### OBJECTIVE:
Only the number is needed: how many lines contain the word "JSON"?

====

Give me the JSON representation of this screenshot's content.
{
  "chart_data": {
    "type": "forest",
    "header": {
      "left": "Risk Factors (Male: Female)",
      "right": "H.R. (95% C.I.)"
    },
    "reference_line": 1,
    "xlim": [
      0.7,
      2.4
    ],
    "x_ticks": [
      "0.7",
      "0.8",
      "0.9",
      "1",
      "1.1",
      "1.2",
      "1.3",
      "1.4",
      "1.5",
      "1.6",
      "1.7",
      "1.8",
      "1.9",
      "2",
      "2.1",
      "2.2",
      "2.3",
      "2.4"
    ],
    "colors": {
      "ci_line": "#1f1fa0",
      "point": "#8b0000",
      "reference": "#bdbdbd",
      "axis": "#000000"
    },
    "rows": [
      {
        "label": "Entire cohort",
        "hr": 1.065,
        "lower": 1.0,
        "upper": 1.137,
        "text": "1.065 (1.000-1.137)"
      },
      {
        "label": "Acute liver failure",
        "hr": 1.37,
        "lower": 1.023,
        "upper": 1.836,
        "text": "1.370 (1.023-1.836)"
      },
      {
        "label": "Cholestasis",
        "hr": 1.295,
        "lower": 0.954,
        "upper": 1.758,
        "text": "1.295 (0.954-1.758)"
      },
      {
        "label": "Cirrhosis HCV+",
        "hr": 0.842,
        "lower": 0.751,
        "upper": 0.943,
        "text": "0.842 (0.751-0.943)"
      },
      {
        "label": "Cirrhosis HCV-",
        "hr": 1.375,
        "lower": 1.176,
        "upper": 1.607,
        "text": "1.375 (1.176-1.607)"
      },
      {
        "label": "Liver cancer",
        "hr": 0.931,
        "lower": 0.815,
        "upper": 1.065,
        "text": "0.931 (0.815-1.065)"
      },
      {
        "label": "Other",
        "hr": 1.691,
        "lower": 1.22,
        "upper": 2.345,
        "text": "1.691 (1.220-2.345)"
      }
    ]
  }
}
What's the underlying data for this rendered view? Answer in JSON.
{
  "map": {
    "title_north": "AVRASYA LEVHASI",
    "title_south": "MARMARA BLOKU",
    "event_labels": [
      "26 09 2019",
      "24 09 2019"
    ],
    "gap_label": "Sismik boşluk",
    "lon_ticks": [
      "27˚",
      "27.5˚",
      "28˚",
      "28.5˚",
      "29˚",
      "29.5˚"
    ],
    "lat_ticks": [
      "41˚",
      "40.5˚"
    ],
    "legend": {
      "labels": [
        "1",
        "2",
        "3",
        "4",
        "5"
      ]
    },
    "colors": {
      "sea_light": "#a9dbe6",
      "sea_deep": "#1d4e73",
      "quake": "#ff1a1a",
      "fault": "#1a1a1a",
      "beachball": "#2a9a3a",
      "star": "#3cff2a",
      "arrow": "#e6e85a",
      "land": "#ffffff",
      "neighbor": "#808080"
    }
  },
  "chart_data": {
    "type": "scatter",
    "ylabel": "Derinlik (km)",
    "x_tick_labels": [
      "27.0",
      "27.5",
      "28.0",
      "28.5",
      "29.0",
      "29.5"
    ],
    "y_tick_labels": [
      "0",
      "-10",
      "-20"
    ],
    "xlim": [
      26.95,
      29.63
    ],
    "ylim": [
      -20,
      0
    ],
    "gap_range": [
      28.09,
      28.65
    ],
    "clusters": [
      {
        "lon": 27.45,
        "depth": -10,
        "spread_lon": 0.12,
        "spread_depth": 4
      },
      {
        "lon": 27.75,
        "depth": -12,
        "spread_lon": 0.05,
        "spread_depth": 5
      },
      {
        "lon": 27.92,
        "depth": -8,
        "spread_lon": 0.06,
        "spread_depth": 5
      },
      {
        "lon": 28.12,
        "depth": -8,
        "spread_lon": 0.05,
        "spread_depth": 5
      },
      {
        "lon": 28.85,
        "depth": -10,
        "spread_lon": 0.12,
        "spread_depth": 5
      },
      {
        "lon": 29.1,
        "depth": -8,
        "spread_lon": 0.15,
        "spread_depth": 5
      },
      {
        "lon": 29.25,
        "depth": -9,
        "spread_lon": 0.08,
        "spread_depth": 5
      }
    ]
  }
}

====

### WORKED SOLUTION:
2